• EXERCISE INSTRUCTIONS
Copy the lines in these entries word for word, with every character unchanged.

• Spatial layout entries
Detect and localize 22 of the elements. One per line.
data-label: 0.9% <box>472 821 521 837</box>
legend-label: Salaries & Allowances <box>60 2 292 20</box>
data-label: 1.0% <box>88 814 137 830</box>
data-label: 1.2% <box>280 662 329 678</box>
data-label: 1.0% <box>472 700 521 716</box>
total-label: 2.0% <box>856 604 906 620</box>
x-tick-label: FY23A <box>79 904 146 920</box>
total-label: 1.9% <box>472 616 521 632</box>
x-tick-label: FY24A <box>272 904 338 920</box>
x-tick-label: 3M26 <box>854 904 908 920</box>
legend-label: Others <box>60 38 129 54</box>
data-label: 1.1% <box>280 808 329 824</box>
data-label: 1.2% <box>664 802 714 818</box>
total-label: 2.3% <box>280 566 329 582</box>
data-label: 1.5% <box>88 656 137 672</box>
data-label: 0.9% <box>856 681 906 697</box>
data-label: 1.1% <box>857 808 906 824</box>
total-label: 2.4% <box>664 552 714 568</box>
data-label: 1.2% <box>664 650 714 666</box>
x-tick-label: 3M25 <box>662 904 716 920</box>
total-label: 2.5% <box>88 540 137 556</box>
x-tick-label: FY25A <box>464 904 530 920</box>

• CORRECT ANSWER
Detect and localize 22 of the elements. One per line.
data-label: 0.9% <box>472 821 521 837</box>
legend-label: Salaries & Allowances <box>60 2 292 20</box>
data-label: 1.0% <box>88 814 137 830</box>
data-label: 1.2% <box>280 662 329 678</box>
data-label: 1.0% <box>472 700 521 716</box>
total-label: 2.0% <box>856 604 906 620</box>
x-tick-label: FY23A <box>79 904 146 920</box>
total-label: 1.9% <box>472 616 521 632</box>
x-tick-label: FY24A <box>272 904 338 920</box>
x-tick-label: 3M26 <box>854 904 908 920</box>
legend-label: Others <box>60 38 129 54</box>
data-label: 1.1% <box>280 808 329 824</box>
data-label: 1.2% <box>664 802 714 818</box>
total-label: 2.3% <box>280 566 329 582</box>
data-label: 1.5% <box>88 656 137 672</box>
data-label: 0.9% <box>856 681 906 697</box>
data-label: 1.1% <box>857 808 906 824</box>
total-label: 2.4% <box>664 552 714 568</box>
data-label: 1.2% <box>664 650 714 666</box>
x-tick-label: 3M25 <box>662 904 716 920</box>
total-label: 2.5% <box>88 540 137 556</box>
x-tick-label: FY25A <box>464 904 530 920</box>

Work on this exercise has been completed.